--- Start Given records ---

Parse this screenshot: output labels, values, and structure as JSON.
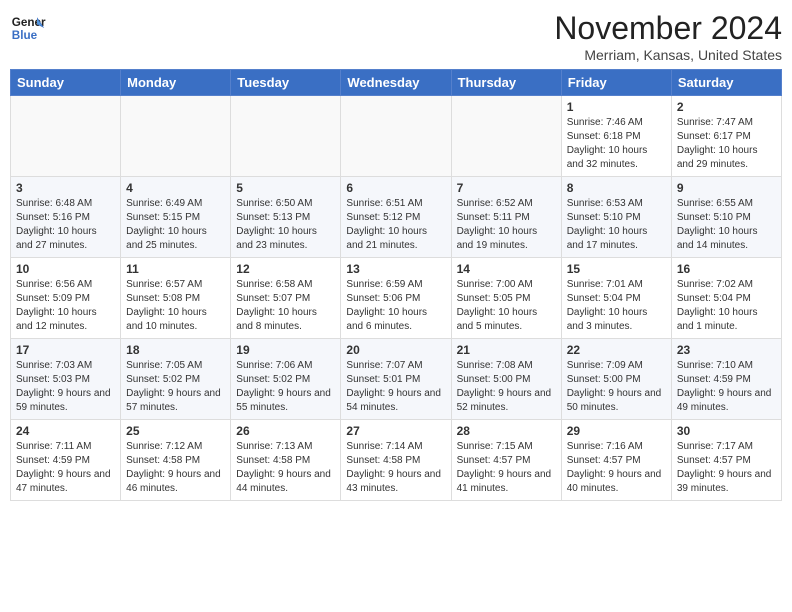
{
  "header": {
    "logo_line1": "General",
    "logo_line2": "Blue",
    "month": "November 2024",
    "location": "Merriam, Kansas, United States"
  },
  "weekdays": [
    "Sunday",
    "Monday",
    "Tuesday",
    "Wednesday",
    "Thursday",
    "Friday",
    "Saturday"
  ],
  "weeks": [
    [
      {
        "day": "",
        "info": ""
      },
      {
        "day": "",
        "info": ""
      },
      {
        "day": "",
        "info": ""
      },
      {
        "day": "",
        "info": ""
      },
      {
        "day": "",
        "info": ""
      },
      {
        "day": "1",
        "info": "Sunrise: 7:46 AM\nSunset: 6:18 PM\nDaylight: 10 hours and 32 minutes."
      },
      {
        "day": "2",
        "info": "Sunrise: 7:47 AM\nSunset: 6:17 PM\nDaylight: 10 hours and 29 minutes."
      }
    ],
    [
      {
        "day": "3",
        "info": "Sunrise: 6:48 AM\nSunset: 5:16 PM\nDaylight: 10 hours and 27 minutes."
      },
      {
        "day": "4",
        "info": "Sunrise: 6:49 AM\nSunset: 5:15 PM\nDaylight: 10 hours and 25 minutes."
      },
      {
        "day": "5",
        "info": "Sunrise: 6:50 AM\nSunset: 5:13 PM\nDaylight: 10 hours and 23 minutes."
      },
      {
        "day": "6",
        "info": "Sunrise: 6:51 AM\nSunset: 5:12 PM\nDaylight: 10 hours and 21 minutes."
      },
      {
        "day": "7",
        "info": "Sunrise: 6:52 AM\nSunset: 5:11 PM\nDaylight: 10 hours and 19 minutes."
      },
      {
        "day": "8",
        "info": "Sunrise: 6:53 AM\nSunset: 5:10 PM\nDaylight: 10 hours and 17 minutes."
      },
      {
        "day": "9",
        "info": "Sunrise: 6:55 AM\nSunset: 5:10 PM\nDaylight: 10 hours and 14 minutes."
      }
    ],
    [
      {
        "day": "10",
        "info": "Sunrise: 6:56 AM\nSunset: 5:09 PM\nDaylight: 10 hours and 12 minutes."
      },
      {
        "day": "11",
        "info": "Sunrise: 6:57 AM\nSunset: 5:08 PM\nDaylight: 10 hours and 10 minutes."
      },
      {
        "day": "12",
        "info": "Sunrise: 6:58 AM\nSunset: 5:07 PM\nDaylight: 10 hours and 8 minutes."
      },
      {
        "day": "13",
        "info": "Sunrise: 6:59 AM\nSunset: 5:06 PM\nDaylight: 10 hours and 6 minutes."
      },
      {
        "day": "14",
        "info": "Sunrise: 7:00 AM\nSunset: 5:05 PM\nDaylight: 10 hours and 5 minutes."
      },
      {
        "day": "15",
        "info": "Sunrise: 7:01 AM\nSunset: 5:04 PM\nDaylight: 10 hours and 3 minutes."
      },
      {
        "day": "16",
        "info": "Sunrise: 7:02 AM\nSunset: 5:04 PM\nDaylight: 10 hours and 1 minute."
      }
    ],
    [
      {
        "day": "17",
        "info": "Sunrise: 7:03 AM\nSunset: 5:03 PM\nDaylight: 9 hours and 59 minutes."
      },
      {
        "day": "18",
        "info": "Sunrise: 7:05 AM\nSunset: 5:02 PM\nDaylight: 9 hours and 57 minutes."
      },
      {
        "day": "19",
        "info": "Sunrise: 7:06 AM\nSunset: 5:02 PM\nDaylight: 9 hours and 55 minutes."
      },
      {
        "day": "20",
        "info": "Sunrise: 7:07 AM\nSunset: 5:01 PM\nDaylight: 9 hours and 54 minutes."
      },
      {
        "day": "21",
        "info": "Sunrise: 7:08 AM\nSunset: 5:00 PM\nDaylight: 9 hours and 52 minutes."
      },
      {
        "day": "22",
        "info": "Sunrise: 7:09 AM\nSunset: 5:00 PM\nDaylight: 9 hours and 50 minutes."
      },
      {
        "day": "23",
        "info": "Sunrise: 7:10 AM\nSunset: 4:59 PM\nDaylight: 9 hours and 49 minutes."
      }
    ],
    [
      {
        "day": "24",
        "info": "Sunrise: 7:11 AM\nSunset: 4:59 PM\nDaylight: 9 hours and 47 minutes."
      },
      {
        "day": "25",
        "info": "Sunrise: 7:12 AM\nSunset: 4:58 PM\nDaylight: 9 hours and 46 minutes."
      },
      {
        "day": "26",
        "info": "Sunrise: 7:13 AM\nSunset: 4:58 PM\nDaylight: 9 hours and 44 minutes."
      },
      {
        "day": "27",
        "info": "Sunrise: 7:14 AM\nSunset: 4:58 PM\nDaylight: 9 hours and 43 minutes."
      },
      {
        "day": "28",
        "info": "Sunrise: 7:15 AM\nSunset: 4:57 PM\nDaylight: 9 hours and 41 minutes."
      },
      {
        "day": "29",
        "info": "Sunrise: 7:16 AM\nSunset: 4:57 PM\nDaylight: 9 hours and 40 minutes."
      },
      {
        "day": "30",
        "info": "Sunrise: 7:17 AM\nSunset: 4:57 PM\nDaylight: 9 hours and 39 minutes."
      }
    ]
  ]
}
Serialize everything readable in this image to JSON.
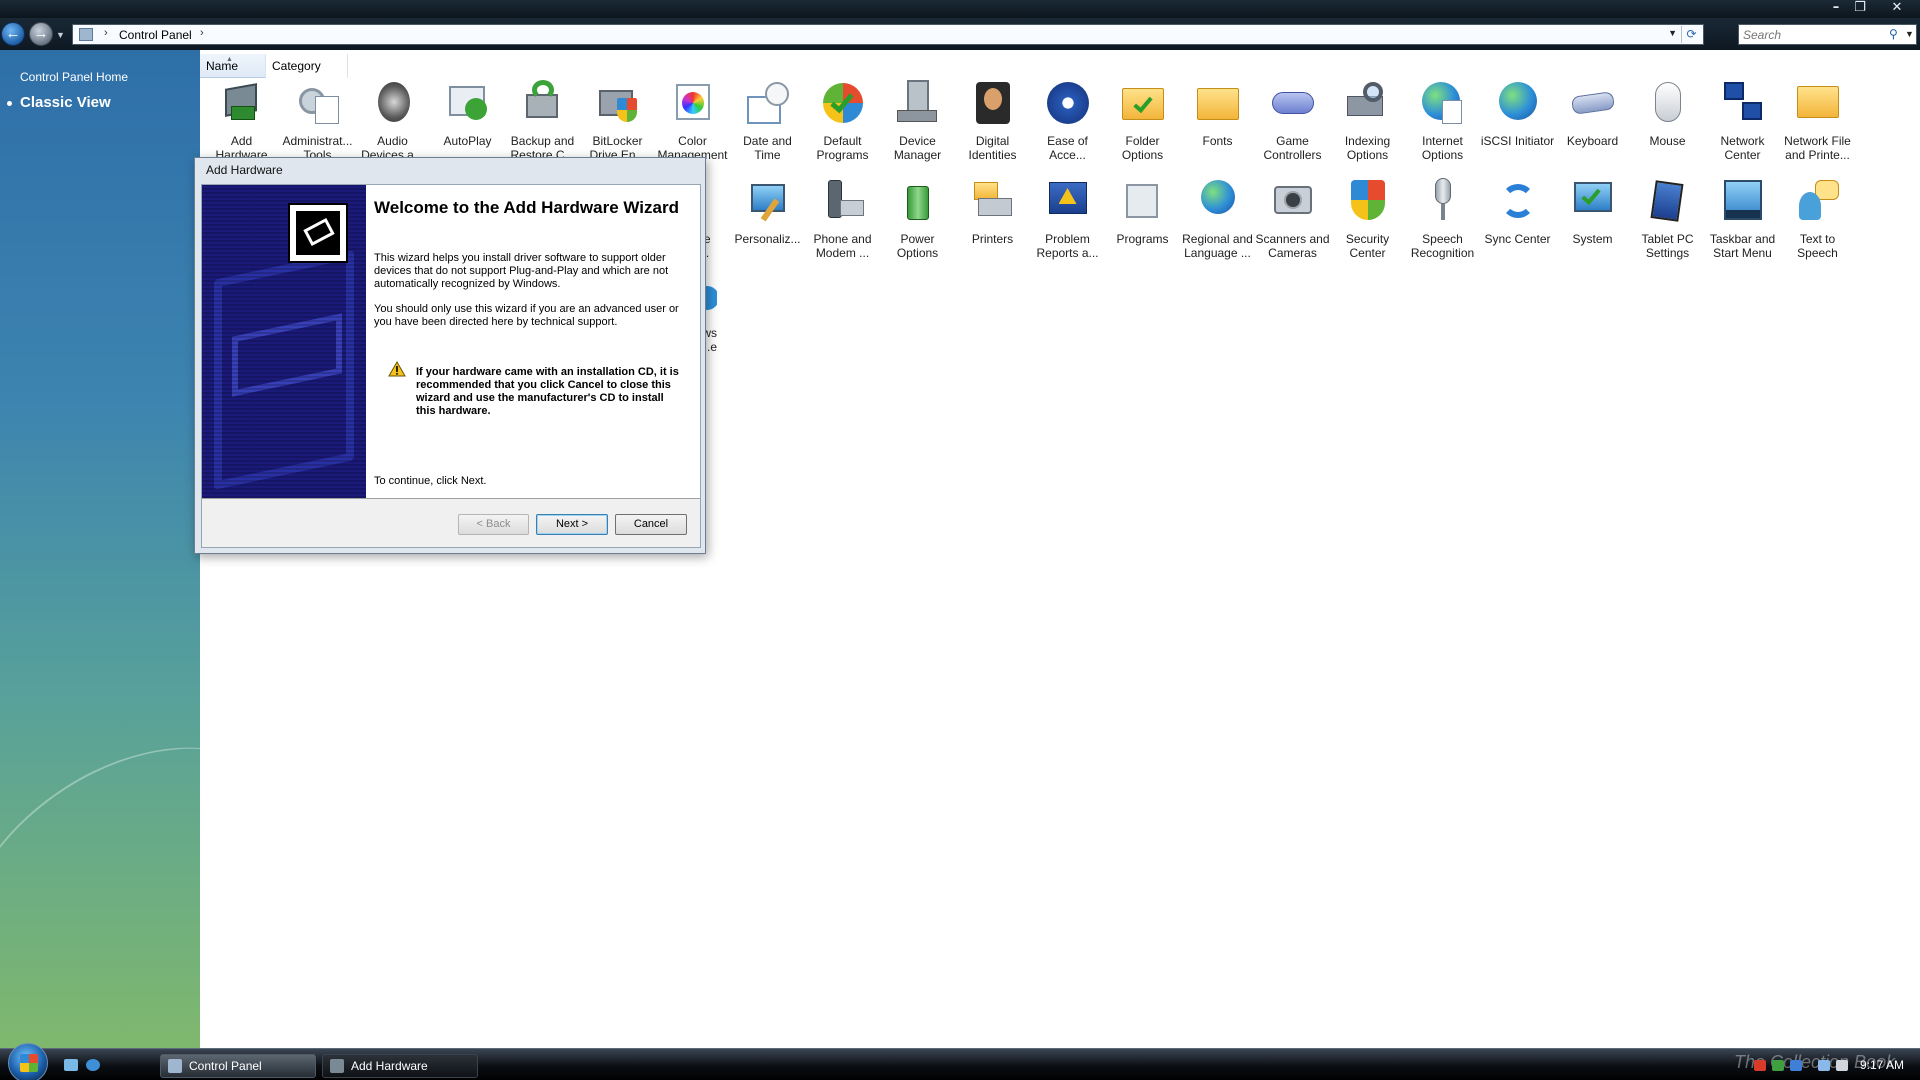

--- End Given records ---

Copy the data exactly. Any picture it contains is to be omitted.

Solution to this exercise:
Parse this screenshot: output labels, values, and structure as JSON.
{
  "header": {
    "logo_line1": "General",
    "logo_line2": "Blue",
    "month": "November 2024",
    "location": "Merriam, Kansas, United States"
  },
  "weekdays": [
    "Sunday",
    "Monday",
    "Tuesday",
    "Wednesday",
    "Thursday",
    "Friday",
    "Saturday"
  ],
  "weeks": [
    [
      {
        "day": "",
        "info": ""
      },
      {
        "day": "",
        "info": ""
      },
      {
        "day": "",
        "info": ""
      },
      {
        "day": "",
        "info": ""
      },
      {
        "day": "",
        "info": ""
      },
      {
        "day": "1",
        "info": "Sunrise: 7:46 AM\nSunset: 6:18 PM\nDaylight: 10 hours and 32 minutes."
      },
      {
        "day": "2",
        "info": "Sunrise: 7:47 AM\nSunset: 6:17 PM\nDaylight: 10 hours and 29 minutes."
      }
    ],
    [
      {
        "day": "3",
        "info": "Sunrise: 6:48 AM\nSunset: 5:16 PM\nDaylight: 10 hours and 27 minutes."
      },
      {
        "day": "4",
        "info": "Sunrise: 6:49 AM\nSunset: 5:15 PM\nDaylight: 10 hours and 25 minutes."
      },
      {
        "day": "5",
        "info": "Sunrise: 6:50 AM\nSunset: 5:13 PM\nDaylight: 10 hours and 23 minutes."
      },
      {
        "day": "6",
        "info": "Sunrise: 6:51 AM\nSunset: 5:12 PM\nDaylight: 10 hours and 21 minutes."
      },
      {
        "day": "7",
        "info": "Sunrise: 6:52 AM\nSunset: 5:11 PM\nDaylight: 10 hours and 19 minutes."
      },
      {
        "day": "8",
        "info": "Sunrise: 6:53 AM\nSunset: 5:10 PM\nDaylight: 10 hours and 17 minutes."
      },
      {
        "day": "9",
        "info": "Sunrise: 6:55 AM\nSunset: 5:10 PM\nDaylight: 10 hours and 14 minutes."
      }
    ],
    [
      {
        "day": "10",
        "info": "Sunrise: 6:56 AM\nSunset: 5:09 PM\nDaylight: 10 hours and 12 minutes."
      },
      {
        "day": "11",
        "info": "Sunrise: 6:57 AM\nSunset: 5:08 PM\nDaylight: 10 hours and 10 minutes."
      },
      {
        "day": "12",
        "info": "Sunrise: 6:58 AM\nSunset: 5:07 PM\nDaylight: 10 hours and 8 minutes."
      },
      {
        "day": "13",
        "info": "Sunrise: 6:59 AM\nSunset: 5:06 PM\nDaylight: 10 hours and 6 minutes."
      },
      {
        "day": "14",
        "info": "Sunrise: 7:00 AM\nSunset: 5:05 PM\nDaylight: 10 hours and 5 minutes."
      },
      {
        "day": "15",
        "info": "Sunrise: 7:01 AM\nSunset: 5:04 PM\nDaylight: 10 hours and 3 minutes."
      },
      {
        "day": "16",
        "info": "Sunrise: 7:02 AM\nSunset: 5:04 PM\nDaylight: 10 hours and 1 minute."
      }
    ],
    [
      {
        "day": "17",
        "info": "Sunrise: 7:03 AM\nSunset: 5:03 PM\nDaylight: 9 hours and 59 minutes."
      },
      {
        "day": "18",
        "info": "Sunrise: 7:05 AM\nSunset: 5:02 PM\nDaylight: 9 hours and 57 minutes."
      },
      {
        "day": "19",
        "info": "Sunrise: 7:06 AM\nSunset: 5:02 PM\nDaylight: 9 hours and 55 minutes."
      },
      {
        "day": "20",
        "info": "Sunrise: 7:07 AM\nSunset: 5:01 PM\nDaylight: 9 hours and 54 minutes."
      },
      {
        "day": "21",
        "info": "Sunrise: 7:08 AM\nSunset: 5:00 PM\nDaylight: 9 hours and 52 minutes."
      },
      {
        "day": "22",
        "info": "Sunrise: 7:09 AM\nSunset: 5:00 PM\nDaylight: 9 hours and 50 minutes."
      },
      {
        "day": "23",
        "info": "Sunrise: 7:10 AM\nSunset: 4:59 PM\nDaylight: 9 hours and 49 minutes."
      }
    ],
    [
      {
        "day": "24",
        "info": "Sunrise: 7:11 AM\nSunset: 4:59 PM\nDaylight: 9 hours and 47 minutes."
      },
      {
        "day": "25",
        "info": "Sunrise: 7:12 AM\nSunset: 4:58 PM\nDaylight: 9 hours and 46 minutes."
      },
      {
        "day": "26",
        "info": "Sunrise: 7:13 AM\nSunset: 4:58 PM\nDaylight: 9 hours and 44 minutes."
      },
      {
        "day": "27",
        "info": "Sunrise: 7:14 AM\nSunset: 4:58 PM\nDaylight: 9 hours and 43 minutes."
      },
      {
        "day": "28",
        "info": "Sunrise: 7:15 AM\nSunset: 4:57 PM\nDaylight: 9 hours and 41 minutes."
      },
      {
        "day": "29",
        "info": "Sunrise: 7:16 AM\nSunset: 4:57 PM\nDaylight: 9 hours and 40 minutes."
      },
      {
        "day": "30",
        "info": "Sunrise: 7:17 AM\nSunset: 4:57 PM\nDaylight: 9 hours and 39 minutes."
      }
    ]
  ]
}
Serialize everything readable in this image to JSON.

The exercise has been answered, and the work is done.